Supplied data.

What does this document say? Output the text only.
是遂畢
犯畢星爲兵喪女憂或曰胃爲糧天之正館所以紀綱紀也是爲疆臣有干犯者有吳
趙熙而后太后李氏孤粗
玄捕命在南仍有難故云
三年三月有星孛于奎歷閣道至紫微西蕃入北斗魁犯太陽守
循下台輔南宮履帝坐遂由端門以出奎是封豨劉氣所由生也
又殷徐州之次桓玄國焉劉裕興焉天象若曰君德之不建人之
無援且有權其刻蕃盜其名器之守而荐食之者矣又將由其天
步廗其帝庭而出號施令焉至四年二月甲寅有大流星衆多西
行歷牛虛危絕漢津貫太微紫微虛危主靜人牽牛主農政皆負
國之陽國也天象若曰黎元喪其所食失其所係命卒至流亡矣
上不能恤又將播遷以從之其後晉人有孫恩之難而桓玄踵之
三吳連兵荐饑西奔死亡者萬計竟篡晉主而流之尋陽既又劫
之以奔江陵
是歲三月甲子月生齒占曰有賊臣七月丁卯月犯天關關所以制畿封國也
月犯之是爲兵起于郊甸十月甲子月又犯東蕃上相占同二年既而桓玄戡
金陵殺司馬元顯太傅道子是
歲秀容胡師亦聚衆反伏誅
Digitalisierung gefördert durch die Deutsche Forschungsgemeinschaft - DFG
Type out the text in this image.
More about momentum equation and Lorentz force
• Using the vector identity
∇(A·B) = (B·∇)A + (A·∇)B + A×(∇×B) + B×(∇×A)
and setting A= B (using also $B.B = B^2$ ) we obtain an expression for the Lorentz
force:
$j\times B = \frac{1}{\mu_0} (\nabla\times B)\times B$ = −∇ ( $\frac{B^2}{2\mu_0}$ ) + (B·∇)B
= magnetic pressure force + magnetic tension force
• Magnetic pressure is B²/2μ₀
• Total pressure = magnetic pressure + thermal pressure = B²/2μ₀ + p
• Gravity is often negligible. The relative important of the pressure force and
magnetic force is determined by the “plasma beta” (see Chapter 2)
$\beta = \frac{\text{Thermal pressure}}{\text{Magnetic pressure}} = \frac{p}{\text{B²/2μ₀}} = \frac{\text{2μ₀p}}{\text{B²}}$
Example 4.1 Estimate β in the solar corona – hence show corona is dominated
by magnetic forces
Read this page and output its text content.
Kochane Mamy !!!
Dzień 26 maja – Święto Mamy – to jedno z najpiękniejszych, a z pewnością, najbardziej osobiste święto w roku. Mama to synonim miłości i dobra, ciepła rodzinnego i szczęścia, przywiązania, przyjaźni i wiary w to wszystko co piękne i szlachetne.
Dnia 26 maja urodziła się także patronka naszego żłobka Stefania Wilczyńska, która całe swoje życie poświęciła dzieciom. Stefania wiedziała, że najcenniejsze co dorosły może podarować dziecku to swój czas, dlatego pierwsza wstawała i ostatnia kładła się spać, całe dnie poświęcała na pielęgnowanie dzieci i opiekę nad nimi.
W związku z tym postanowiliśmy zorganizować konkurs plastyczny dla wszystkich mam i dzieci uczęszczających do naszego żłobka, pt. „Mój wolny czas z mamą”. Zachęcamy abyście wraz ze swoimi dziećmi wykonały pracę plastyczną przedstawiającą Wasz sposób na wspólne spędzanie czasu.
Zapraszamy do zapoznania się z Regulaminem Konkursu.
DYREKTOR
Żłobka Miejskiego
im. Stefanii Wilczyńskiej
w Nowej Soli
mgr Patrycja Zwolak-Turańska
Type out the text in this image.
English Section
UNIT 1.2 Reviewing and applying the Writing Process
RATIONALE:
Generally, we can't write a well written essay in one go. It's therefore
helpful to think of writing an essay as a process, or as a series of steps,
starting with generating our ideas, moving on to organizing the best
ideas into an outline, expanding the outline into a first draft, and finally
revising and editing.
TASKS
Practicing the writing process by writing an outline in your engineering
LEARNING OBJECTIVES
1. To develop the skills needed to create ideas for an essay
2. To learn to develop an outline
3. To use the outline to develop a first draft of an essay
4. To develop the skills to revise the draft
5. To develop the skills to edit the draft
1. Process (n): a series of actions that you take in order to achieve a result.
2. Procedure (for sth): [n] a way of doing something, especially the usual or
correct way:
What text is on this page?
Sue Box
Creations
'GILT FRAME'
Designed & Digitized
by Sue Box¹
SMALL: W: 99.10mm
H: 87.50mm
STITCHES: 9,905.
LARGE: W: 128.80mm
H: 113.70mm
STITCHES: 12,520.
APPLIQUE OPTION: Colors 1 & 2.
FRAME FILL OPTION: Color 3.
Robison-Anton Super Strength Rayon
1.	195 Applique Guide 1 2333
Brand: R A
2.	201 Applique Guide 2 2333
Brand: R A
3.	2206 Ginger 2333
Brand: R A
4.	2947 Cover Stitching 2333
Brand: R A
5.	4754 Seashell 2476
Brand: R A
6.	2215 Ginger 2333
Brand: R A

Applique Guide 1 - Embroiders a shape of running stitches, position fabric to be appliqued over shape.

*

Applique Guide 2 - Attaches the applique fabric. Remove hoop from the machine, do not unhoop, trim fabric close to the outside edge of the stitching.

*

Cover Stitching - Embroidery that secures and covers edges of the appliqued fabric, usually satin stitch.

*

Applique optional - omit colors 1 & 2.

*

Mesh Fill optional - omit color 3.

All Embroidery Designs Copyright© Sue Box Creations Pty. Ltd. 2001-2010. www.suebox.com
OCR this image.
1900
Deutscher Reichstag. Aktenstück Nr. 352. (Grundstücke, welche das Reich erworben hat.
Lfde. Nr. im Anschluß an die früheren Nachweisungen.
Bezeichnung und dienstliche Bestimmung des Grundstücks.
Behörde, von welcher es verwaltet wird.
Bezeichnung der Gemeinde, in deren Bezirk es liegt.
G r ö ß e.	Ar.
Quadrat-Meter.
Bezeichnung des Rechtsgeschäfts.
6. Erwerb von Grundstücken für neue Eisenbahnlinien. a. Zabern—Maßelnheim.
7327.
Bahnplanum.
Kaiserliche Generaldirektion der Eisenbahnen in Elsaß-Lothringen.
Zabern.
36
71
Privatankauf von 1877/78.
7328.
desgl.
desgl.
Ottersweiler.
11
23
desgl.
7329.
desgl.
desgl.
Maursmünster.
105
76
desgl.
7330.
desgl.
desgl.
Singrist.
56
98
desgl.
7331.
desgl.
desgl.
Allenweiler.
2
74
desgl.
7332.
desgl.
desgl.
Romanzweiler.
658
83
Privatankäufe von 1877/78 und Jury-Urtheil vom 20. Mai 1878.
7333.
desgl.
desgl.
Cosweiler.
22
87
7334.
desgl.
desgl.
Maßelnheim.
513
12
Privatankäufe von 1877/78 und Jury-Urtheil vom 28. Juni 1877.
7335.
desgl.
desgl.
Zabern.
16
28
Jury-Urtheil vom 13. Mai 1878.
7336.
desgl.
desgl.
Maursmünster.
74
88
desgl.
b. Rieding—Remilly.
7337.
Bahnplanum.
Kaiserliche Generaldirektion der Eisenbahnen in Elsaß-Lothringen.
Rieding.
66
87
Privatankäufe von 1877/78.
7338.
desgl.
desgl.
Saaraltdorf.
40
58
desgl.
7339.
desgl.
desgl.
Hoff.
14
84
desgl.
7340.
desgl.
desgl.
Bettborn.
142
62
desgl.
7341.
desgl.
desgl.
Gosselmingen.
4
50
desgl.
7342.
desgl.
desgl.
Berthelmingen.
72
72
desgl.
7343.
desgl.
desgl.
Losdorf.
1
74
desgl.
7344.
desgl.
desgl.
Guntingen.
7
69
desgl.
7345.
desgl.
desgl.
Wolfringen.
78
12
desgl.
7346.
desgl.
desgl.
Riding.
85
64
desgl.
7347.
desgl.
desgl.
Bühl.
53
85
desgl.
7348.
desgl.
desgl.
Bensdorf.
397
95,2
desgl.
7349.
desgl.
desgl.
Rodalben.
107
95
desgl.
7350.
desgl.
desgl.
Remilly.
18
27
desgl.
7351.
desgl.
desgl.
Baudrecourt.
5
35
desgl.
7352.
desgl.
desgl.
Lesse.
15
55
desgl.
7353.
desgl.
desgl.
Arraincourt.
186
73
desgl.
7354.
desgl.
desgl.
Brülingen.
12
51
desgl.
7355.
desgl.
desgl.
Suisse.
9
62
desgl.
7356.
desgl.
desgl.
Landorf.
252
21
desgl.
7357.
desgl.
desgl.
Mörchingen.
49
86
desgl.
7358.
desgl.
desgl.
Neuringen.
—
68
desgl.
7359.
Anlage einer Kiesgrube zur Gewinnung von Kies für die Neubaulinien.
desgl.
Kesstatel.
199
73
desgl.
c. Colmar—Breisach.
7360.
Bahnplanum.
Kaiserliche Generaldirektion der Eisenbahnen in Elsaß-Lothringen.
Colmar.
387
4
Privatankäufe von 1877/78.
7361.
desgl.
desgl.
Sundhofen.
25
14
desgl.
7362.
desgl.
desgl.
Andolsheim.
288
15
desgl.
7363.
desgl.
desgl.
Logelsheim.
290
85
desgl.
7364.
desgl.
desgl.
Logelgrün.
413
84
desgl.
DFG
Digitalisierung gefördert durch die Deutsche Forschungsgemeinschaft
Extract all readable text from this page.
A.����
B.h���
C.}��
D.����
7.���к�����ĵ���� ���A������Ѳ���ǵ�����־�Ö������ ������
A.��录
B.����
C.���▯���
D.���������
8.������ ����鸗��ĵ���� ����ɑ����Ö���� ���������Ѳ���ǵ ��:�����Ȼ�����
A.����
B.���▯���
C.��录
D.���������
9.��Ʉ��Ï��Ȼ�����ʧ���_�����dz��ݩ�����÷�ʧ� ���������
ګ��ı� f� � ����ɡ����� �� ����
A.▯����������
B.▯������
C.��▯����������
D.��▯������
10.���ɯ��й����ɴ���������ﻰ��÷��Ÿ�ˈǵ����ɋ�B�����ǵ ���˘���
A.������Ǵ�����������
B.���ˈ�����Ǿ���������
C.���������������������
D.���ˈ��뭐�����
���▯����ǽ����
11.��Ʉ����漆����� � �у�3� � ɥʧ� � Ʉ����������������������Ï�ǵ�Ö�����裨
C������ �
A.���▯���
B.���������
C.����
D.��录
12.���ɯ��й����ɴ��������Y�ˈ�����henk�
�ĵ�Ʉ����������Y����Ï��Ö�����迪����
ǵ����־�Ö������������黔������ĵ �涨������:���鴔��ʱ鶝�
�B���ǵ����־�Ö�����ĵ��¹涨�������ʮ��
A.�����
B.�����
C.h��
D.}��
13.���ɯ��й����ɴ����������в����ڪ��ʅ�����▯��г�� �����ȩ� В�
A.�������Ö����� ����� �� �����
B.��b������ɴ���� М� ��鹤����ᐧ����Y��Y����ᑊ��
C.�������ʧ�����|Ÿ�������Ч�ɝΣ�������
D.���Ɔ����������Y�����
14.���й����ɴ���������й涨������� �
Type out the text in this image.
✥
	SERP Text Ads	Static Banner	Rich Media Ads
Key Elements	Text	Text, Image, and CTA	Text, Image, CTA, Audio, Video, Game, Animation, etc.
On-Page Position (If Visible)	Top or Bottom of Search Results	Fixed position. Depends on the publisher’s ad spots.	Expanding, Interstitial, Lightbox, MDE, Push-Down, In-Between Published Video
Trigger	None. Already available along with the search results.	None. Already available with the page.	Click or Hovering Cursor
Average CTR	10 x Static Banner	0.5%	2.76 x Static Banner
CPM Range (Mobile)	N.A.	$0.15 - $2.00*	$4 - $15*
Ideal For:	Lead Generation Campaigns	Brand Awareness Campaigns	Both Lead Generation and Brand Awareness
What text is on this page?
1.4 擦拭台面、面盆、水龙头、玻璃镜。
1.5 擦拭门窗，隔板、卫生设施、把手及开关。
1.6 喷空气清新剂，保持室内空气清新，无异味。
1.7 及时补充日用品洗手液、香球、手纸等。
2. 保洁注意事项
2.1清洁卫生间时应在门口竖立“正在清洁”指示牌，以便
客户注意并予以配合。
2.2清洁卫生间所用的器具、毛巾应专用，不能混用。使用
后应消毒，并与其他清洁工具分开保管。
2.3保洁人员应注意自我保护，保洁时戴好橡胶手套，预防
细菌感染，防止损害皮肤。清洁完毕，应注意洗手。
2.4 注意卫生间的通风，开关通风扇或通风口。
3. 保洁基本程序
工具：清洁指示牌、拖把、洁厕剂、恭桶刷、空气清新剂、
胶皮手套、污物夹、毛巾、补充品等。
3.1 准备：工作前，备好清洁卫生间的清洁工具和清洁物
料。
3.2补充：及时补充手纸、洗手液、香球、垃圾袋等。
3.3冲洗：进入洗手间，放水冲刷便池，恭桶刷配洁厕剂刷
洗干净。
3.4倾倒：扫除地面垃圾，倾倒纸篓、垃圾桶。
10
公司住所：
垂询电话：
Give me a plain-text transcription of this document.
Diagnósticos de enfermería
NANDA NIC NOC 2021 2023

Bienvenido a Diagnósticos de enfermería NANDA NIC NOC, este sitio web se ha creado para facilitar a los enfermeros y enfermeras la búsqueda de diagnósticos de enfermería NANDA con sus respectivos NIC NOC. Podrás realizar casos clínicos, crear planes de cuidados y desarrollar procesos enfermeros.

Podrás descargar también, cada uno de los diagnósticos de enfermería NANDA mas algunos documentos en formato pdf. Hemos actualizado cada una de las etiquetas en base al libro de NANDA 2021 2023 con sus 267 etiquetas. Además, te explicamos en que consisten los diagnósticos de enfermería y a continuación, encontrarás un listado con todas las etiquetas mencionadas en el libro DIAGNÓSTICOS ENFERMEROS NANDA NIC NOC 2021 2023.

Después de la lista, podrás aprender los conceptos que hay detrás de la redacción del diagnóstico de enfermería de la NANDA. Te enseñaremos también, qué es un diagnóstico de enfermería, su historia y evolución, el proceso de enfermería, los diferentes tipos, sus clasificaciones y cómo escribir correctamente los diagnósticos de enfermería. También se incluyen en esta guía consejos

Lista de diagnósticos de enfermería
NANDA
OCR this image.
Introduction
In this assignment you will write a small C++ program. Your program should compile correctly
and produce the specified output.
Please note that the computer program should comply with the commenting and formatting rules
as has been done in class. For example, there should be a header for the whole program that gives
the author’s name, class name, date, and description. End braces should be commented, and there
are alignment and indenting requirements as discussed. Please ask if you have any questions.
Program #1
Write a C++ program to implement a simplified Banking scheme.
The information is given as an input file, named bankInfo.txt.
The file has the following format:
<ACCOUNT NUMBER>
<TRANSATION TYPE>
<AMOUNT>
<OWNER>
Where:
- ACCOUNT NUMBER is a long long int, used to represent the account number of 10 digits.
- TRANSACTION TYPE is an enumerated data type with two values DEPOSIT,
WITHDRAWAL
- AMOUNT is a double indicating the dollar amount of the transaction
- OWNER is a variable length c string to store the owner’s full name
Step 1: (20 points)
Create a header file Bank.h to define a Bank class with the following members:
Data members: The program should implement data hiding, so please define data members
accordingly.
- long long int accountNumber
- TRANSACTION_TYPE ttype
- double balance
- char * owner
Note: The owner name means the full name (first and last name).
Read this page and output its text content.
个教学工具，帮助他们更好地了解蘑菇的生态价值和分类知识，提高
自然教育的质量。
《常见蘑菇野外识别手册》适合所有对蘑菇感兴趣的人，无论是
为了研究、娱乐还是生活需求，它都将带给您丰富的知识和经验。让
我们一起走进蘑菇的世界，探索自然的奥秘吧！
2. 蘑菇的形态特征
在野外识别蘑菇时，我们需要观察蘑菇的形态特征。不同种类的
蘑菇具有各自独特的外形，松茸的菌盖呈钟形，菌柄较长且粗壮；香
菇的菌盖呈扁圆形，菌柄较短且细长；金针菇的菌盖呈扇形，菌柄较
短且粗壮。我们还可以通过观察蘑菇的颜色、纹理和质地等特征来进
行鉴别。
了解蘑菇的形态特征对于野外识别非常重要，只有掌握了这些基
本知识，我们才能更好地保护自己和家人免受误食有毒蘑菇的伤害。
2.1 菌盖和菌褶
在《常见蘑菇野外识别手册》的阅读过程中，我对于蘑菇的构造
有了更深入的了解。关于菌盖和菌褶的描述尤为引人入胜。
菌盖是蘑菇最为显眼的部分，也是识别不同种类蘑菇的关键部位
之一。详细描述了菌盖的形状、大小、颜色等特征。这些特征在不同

Task description. Copy out every line from the data above that has "following" in it.

Reply.
The file has the following format:
Create a header file Bank.h to define a Bank class with the following members:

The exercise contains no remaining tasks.